▶ **TO DO**
Select every line below containing the word "Single".

[Rows from a figure dataset]
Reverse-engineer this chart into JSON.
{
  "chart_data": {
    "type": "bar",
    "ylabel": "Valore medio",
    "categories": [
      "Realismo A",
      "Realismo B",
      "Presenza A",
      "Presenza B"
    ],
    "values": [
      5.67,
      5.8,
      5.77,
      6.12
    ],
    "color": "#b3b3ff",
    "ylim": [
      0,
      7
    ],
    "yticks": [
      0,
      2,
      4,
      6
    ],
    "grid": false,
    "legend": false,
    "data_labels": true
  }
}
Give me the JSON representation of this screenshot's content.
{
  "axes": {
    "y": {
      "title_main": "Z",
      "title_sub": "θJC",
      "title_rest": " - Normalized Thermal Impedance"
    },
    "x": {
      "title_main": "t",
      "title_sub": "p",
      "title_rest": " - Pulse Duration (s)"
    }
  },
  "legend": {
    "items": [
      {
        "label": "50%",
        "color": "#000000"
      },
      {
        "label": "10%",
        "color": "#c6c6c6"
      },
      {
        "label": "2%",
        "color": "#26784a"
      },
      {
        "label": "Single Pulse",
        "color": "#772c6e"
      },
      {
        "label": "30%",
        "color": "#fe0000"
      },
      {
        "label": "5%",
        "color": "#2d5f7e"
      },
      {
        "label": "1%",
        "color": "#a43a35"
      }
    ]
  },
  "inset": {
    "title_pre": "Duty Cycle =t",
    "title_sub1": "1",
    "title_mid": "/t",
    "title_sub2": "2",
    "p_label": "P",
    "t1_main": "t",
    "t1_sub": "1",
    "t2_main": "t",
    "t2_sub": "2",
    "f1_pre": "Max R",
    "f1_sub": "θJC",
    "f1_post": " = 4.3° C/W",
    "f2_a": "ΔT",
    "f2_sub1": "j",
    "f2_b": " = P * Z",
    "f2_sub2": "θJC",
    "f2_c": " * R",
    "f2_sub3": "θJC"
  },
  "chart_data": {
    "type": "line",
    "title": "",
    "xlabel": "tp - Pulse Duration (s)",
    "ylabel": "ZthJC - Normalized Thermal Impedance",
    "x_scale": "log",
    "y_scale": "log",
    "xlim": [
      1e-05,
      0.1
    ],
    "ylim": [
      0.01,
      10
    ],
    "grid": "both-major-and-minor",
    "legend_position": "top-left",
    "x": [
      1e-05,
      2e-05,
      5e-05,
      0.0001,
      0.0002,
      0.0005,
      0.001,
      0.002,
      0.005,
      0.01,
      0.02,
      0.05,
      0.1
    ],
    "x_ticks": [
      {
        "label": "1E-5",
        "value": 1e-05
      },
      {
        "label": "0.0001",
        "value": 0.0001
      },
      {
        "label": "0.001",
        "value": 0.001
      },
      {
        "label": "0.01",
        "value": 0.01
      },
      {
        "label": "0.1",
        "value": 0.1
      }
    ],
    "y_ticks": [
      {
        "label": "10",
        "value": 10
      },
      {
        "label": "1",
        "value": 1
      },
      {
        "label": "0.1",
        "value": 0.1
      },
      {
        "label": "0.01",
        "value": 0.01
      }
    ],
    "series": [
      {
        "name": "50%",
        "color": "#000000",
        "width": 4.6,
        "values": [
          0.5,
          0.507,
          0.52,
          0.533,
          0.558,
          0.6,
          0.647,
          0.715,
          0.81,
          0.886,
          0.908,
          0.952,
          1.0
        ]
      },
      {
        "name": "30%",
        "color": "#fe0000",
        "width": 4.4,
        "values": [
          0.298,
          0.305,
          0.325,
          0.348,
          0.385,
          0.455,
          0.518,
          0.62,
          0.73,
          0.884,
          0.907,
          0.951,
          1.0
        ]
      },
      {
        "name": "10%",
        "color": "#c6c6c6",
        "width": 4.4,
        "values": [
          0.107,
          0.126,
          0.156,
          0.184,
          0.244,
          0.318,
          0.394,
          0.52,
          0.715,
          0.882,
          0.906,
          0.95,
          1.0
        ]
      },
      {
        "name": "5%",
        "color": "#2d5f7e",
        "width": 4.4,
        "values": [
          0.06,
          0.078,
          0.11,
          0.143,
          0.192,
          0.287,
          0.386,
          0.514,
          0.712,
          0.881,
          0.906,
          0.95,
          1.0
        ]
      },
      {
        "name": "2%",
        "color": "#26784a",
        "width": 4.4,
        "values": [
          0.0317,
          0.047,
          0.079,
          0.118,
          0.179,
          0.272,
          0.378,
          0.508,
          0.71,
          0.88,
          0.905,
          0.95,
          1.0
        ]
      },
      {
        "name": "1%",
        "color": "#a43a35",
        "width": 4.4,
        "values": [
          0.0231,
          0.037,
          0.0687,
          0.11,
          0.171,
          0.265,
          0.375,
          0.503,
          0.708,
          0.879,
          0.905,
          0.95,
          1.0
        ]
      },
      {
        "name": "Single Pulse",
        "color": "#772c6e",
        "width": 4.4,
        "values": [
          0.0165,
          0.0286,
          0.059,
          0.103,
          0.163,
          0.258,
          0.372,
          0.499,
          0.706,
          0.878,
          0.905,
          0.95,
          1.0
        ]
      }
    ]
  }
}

▶ **WRITTEN ANSWER**
        "label": "Single Pulse",
        "name": "Single Pulse",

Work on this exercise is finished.